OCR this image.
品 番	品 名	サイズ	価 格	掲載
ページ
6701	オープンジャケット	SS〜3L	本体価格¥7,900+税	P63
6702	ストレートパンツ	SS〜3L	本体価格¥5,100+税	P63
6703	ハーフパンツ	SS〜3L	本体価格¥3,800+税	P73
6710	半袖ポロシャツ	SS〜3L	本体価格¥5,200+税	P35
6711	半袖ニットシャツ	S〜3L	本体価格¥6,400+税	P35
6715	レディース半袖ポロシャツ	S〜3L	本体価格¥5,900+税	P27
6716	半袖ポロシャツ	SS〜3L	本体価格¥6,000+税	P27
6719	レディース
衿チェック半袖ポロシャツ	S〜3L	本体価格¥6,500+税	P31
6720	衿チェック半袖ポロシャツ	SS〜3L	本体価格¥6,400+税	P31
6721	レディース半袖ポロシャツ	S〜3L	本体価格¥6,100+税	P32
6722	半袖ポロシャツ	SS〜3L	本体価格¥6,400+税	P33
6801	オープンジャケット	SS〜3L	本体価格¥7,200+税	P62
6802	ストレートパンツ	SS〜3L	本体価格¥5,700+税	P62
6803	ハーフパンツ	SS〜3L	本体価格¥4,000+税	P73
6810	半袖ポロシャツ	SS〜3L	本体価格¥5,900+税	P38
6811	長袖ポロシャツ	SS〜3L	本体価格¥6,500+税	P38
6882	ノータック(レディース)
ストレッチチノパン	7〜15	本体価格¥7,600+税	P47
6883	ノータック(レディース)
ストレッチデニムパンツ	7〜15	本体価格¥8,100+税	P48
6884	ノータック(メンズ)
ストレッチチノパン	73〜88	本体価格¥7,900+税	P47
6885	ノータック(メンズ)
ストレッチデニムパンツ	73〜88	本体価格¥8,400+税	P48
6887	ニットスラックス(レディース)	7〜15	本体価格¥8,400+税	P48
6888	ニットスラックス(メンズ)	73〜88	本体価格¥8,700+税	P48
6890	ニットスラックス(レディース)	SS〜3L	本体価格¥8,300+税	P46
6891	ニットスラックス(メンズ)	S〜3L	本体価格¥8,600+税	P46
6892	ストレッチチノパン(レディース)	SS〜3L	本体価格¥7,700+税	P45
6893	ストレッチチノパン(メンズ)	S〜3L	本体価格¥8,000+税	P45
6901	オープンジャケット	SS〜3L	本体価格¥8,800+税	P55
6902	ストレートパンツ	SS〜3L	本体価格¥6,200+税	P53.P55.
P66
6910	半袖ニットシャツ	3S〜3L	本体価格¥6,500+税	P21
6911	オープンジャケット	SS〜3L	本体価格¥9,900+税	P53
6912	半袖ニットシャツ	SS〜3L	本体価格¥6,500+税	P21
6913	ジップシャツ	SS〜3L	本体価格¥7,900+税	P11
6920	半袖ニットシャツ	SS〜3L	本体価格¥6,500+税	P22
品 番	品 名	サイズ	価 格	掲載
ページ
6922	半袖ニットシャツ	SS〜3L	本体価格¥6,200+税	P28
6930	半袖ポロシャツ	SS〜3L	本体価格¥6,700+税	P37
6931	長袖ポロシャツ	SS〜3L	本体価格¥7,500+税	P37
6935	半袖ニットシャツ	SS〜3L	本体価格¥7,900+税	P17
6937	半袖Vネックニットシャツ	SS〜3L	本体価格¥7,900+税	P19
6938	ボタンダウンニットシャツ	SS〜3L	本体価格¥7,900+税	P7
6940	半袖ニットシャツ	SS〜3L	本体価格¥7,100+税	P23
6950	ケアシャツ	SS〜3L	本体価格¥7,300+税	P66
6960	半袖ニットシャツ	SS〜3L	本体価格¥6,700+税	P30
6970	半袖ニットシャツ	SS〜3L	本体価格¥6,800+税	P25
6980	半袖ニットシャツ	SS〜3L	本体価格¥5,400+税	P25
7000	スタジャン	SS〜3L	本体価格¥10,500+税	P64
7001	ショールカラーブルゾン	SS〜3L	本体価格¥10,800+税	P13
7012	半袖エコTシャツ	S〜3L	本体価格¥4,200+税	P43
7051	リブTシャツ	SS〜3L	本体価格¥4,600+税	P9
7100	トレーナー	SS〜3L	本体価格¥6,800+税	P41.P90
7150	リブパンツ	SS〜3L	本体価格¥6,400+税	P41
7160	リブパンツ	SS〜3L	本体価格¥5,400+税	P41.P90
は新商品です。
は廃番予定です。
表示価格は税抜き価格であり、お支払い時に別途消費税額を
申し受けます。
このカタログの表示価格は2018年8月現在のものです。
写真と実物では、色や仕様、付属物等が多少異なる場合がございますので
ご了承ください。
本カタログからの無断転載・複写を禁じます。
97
□ □ □ □ □
PROBLEM REQUIREMENTS:
Extract each line from the listing that holds the word "ノータック".

RESPONSE:
6882	ノータック(レディース)
6883	ノータック(レディース)
6884	ノータック(メンズ)
6885	ノータック(メンズ)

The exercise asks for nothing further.